# Data excerpts start
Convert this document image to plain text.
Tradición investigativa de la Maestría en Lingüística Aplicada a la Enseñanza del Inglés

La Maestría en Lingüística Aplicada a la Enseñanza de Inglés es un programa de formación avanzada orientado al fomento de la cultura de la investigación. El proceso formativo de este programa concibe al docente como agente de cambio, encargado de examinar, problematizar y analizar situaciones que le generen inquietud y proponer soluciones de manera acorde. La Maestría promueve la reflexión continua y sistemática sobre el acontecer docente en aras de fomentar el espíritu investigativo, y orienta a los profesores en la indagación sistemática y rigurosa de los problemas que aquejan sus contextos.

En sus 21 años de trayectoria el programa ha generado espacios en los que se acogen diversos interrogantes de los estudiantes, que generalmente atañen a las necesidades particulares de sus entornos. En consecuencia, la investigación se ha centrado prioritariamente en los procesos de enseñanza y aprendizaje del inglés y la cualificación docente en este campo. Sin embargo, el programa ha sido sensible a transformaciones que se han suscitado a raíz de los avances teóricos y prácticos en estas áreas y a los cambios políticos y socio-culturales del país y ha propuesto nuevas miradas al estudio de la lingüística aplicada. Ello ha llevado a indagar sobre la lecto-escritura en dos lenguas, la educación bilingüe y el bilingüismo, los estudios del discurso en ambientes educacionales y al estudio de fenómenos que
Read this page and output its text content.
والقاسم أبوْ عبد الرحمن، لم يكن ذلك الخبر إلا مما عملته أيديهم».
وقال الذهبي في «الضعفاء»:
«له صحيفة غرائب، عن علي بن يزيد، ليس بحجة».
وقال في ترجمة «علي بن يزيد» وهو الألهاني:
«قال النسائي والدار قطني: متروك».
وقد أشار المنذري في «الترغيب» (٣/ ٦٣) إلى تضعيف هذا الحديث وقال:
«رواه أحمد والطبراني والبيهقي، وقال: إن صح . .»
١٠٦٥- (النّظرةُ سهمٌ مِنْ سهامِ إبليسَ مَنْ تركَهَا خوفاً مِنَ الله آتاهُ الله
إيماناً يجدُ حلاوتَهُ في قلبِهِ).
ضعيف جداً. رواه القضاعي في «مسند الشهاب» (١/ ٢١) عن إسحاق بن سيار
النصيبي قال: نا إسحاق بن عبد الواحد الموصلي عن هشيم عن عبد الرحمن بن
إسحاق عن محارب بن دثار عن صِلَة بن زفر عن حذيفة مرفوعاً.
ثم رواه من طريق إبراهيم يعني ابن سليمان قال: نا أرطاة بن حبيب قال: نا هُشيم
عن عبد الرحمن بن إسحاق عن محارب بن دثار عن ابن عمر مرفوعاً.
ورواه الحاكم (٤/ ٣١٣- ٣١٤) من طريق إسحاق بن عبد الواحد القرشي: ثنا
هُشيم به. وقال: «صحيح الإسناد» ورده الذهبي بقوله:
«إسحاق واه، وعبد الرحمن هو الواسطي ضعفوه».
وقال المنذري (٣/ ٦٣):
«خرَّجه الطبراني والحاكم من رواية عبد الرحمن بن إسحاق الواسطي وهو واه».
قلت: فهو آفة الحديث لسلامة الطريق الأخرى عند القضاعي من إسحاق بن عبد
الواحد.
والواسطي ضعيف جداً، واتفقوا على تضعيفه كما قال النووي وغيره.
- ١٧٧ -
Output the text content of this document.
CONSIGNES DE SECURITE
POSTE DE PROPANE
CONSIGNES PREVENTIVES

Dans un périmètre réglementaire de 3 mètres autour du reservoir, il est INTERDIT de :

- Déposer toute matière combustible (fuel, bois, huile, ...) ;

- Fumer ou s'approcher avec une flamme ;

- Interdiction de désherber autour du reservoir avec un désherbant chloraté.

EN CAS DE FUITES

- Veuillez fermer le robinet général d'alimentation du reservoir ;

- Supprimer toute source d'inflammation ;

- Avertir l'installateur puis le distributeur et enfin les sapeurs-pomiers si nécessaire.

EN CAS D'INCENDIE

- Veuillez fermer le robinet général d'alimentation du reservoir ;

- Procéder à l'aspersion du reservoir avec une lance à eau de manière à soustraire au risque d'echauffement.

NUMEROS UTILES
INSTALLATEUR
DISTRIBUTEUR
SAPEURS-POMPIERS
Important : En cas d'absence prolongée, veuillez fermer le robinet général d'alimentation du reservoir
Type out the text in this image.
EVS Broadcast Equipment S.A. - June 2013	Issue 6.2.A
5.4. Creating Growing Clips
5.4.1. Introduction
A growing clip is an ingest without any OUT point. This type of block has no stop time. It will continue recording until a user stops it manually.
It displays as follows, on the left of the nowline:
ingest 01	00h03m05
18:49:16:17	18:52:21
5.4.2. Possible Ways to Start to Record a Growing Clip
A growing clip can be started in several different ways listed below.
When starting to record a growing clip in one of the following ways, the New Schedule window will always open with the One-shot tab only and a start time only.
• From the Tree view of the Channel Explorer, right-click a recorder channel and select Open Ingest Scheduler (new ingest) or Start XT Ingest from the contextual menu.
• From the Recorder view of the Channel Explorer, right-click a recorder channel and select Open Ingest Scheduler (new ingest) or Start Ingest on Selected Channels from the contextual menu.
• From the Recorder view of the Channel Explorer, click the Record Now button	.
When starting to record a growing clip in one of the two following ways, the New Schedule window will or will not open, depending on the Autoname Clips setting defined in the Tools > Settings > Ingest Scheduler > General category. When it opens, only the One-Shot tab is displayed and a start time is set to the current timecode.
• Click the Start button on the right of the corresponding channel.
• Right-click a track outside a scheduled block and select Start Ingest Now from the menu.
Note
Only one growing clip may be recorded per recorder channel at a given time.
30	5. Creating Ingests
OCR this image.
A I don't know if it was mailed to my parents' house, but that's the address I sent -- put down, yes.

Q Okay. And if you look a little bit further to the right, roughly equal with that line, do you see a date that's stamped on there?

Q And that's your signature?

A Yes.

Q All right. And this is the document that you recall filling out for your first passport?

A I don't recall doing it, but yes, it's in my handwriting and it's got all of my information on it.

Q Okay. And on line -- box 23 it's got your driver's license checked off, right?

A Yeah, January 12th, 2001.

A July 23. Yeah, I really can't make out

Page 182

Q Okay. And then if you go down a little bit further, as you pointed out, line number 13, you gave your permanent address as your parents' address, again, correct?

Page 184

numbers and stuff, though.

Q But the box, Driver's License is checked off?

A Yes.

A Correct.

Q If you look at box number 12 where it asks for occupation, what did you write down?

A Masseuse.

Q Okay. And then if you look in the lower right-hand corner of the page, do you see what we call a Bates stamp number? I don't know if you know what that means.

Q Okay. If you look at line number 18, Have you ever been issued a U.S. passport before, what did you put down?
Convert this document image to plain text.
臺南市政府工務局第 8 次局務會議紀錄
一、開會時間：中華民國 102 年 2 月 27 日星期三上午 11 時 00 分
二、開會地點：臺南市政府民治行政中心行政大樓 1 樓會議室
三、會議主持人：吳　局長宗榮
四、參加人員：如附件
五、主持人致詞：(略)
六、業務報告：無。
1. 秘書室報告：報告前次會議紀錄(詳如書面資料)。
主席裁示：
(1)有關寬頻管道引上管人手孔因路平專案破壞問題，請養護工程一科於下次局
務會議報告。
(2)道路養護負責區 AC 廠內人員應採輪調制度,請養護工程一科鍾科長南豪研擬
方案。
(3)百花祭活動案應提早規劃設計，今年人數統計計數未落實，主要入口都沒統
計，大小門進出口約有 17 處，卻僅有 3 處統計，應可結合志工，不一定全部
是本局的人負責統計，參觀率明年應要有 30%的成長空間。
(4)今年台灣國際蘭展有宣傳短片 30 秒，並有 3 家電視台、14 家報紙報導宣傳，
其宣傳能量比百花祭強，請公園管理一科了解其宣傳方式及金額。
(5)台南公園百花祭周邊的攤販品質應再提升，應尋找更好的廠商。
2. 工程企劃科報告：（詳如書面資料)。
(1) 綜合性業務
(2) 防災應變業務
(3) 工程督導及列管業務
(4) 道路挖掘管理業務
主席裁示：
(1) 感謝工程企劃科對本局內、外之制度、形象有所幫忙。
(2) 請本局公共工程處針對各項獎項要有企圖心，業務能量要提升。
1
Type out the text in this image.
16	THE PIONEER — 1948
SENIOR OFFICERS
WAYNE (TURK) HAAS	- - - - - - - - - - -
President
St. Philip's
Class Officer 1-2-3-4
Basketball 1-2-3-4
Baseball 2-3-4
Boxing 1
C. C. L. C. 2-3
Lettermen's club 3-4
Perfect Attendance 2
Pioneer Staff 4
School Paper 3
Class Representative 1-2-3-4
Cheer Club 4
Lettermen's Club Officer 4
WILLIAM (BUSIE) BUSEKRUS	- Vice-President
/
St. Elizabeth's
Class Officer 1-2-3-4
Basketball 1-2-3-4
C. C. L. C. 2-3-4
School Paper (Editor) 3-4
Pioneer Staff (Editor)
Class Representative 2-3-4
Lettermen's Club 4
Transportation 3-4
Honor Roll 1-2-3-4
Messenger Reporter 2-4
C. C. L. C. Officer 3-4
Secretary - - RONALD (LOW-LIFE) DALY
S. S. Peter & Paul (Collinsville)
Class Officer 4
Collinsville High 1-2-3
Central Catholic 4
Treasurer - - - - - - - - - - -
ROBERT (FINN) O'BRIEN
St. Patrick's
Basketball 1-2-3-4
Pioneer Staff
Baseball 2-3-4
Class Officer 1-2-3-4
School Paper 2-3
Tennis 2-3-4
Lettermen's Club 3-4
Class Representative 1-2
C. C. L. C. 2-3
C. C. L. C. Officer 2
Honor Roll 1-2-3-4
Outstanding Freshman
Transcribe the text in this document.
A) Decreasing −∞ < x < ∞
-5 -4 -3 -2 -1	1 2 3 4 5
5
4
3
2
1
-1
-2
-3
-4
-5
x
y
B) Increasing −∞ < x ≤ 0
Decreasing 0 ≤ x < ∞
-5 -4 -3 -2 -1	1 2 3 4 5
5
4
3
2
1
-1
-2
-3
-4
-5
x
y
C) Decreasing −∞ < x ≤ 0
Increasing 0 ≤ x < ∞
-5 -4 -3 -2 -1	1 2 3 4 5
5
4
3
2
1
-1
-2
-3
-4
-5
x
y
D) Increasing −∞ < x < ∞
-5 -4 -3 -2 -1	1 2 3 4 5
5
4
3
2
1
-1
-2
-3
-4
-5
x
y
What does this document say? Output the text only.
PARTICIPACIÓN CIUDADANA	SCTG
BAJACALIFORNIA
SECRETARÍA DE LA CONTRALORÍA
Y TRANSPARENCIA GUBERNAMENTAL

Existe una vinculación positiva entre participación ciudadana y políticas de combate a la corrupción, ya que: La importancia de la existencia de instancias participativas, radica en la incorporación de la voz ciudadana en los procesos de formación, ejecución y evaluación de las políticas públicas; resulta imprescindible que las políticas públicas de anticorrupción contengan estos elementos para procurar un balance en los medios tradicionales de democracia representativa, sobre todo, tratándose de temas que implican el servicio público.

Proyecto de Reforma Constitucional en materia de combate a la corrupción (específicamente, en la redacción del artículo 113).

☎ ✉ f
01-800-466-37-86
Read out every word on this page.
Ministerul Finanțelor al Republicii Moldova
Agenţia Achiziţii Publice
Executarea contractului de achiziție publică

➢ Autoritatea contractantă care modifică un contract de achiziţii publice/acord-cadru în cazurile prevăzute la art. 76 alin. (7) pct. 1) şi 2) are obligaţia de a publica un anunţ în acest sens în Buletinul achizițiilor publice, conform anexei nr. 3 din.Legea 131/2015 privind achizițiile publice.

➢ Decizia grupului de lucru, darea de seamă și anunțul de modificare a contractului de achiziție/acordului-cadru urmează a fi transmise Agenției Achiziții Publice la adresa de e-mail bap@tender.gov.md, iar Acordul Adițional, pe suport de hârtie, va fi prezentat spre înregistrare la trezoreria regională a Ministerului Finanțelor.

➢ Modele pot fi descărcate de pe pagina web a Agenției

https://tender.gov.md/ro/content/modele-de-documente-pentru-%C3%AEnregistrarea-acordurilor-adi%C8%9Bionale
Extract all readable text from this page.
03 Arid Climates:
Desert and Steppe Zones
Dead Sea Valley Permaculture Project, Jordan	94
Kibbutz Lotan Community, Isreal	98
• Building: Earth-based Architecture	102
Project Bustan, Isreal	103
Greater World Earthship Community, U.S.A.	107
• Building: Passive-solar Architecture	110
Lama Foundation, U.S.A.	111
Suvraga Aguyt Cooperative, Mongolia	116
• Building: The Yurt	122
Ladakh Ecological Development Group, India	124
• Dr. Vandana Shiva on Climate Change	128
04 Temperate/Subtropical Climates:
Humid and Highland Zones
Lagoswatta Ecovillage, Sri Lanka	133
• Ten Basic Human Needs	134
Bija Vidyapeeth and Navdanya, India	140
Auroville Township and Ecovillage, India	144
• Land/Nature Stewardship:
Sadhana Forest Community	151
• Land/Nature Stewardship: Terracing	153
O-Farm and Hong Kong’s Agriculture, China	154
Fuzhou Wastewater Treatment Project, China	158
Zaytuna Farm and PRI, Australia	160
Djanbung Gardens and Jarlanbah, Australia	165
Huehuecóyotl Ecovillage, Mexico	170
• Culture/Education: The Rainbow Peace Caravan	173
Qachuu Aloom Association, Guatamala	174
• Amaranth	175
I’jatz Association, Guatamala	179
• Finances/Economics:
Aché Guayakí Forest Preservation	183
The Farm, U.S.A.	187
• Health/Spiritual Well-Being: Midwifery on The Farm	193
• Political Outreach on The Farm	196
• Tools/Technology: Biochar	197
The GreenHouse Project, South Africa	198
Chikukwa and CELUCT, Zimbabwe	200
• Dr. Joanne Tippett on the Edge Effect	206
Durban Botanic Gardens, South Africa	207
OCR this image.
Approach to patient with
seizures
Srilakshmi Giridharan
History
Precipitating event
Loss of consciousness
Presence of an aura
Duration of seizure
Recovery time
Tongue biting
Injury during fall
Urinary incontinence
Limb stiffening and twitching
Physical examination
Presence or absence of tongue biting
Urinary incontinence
# Data excerpts end
> [Problem statement] Look through the records and gather each line with the word "down".

> [Response below]
A I don't know if it was mailed to my parents' house, but that's the address I sent -- put down, yes.
Q Okay. And then if you go down a little bit further, as you pointed out, line number 13, you gave your permanent address as your parents' address, again, correct?
Q If you look at box number 12 where it asks for occupation, what did you write down?
Q Okay. If you look at line number 18, Have you ever been issued a U.S. passport before, what did you put down?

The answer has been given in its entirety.